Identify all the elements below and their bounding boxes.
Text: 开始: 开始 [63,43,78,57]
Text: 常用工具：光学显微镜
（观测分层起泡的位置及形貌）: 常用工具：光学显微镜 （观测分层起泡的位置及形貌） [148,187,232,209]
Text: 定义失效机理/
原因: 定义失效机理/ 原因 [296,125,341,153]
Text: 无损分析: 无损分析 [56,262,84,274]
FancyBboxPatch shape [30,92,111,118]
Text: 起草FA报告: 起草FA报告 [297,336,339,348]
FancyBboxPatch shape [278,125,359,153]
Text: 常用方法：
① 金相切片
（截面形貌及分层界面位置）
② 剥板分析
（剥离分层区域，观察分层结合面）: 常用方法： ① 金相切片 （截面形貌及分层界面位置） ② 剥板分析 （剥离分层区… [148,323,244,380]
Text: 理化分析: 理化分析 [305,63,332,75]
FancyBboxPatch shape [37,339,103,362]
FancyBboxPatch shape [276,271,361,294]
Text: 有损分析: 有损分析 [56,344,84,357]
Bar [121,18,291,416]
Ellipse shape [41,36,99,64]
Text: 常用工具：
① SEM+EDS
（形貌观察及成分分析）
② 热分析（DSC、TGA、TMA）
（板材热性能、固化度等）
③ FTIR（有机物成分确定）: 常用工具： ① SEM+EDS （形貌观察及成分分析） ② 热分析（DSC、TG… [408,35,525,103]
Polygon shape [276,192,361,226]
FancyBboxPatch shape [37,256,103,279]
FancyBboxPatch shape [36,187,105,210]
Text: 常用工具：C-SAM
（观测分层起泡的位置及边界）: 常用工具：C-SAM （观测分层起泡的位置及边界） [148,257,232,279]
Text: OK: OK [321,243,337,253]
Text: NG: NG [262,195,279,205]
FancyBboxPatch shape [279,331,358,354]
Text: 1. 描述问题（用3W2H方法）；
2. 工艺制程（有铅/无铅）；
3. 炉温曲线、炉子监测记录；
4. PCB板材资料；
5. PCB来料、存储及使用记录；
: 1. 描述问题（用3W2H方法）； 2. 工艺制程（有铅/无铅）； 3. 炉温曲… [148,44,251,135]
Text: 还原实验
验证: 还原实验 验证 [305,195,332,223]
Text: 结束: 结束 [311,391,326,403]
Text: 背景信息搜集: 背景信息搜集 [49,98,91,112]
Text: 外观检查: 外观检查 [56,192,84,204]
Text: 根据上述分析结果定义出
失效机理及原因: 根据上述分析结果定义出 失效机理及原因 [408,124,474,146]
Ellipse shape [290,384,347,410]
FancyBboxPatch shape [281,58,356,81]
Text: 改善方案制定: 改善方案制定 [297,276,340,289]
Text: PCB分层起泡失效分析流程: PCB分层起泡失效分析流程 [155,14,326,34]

◆ **WHAT IS ASKED**
How many lines of the records above contain the string "常用方法"? Reply with only the number.

◆ **THE RESULT**
2